▶ [Task to complete]: Only the number is wanted: tally the lines below that contain the word "title".

▶ [Source data]:
[START]

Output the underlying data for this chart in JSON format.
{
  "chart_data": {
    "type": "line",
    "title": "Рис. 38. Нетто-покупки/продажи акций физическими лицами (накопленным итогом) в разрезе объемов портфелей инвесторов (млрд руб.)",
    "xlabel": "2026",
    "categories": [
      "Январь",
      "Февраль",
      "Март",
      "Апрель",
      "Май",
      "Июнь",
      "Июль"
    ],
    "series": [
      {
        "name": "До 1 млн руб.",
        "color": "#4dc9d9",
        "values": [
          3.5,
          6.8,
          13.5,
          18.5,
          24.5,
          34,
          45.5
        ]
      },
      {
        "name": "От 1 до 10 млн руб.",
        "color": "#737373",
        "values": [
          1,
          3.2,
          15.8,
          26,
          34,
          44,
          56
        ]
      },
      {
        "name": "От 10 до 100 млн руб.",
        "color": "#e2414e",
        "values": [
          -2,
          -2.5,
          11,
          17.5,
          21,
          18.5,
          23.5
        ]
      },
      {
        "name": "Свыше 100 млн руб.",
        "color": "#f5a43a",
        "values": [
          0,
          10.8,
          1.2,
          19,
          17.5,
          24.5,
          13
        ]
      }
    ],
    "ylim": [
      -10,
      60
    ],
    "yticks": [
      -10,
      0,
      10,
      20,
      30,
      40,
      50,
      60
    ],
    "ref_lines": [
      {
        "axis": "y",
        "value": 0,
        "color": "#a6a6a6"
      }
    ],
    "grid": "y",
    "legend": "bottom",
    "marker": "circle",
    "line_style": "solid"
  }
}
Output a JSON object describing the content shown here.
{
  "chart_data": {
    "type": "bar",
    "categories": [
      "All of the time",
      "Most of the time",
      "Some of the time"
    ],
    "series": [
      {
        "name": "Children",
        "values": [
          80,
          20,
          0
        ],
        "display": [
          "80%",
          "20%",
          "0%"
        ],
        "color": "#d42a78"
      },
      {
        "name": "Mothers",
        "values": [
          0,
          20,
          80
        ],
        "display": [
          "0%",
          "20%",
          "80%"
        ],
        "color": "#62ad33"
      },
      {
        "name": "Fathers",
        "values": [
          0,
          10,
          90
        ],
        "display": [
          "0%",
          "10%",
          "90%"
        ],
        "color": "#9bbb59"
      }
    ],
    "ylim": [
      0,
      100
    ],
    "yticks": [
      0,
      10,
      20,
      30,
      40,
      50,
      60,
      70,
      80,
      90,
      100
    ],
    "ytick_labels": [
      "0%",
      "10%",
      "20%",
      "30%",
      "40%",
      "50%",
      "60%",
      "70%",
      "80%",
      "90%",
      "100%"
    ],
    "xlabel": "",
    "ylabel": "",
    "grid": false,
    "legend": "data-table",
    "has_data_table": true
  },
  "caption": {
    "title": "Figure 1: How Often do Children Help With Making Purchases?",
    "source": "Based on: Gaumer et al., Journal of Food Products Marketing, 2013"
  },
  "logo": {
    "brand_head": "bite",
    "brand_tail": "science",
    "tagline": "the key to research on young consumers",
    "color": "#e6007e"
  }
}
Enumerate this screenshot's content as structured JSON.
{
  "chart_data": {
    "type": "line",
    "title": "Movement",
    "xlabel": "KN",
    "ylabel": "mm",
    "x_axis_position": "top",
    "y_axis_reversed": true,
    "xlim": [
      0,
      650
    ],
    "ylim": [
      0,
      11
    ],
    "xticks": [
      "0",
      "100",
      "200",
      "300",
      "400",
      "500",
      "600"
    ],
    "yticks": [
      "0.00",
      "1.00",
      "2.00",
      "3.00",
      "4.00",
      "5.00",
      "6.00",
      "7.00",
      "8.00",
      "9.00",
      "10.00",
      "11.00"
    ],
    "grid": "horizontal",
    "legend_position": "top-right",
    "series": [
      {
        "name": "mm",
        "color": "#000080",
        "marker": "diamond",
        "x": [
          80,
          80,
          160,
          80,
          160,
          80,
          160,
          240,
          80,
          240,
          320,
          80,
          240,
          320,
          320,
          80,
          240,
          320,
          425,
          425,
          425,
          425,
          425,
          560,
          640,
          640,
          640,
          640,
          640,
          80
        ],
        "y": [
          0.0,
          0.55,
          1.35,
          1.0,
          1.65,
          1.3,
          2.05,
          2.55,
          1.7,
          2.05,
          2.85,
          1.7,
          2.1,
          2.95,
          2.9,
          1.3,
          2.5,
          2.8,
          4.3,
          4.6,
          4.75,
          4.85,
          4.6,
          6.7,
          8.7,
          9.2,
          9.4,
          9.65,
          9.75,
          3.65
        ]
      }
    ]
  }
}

[END]

▶ [Answer in full]: 3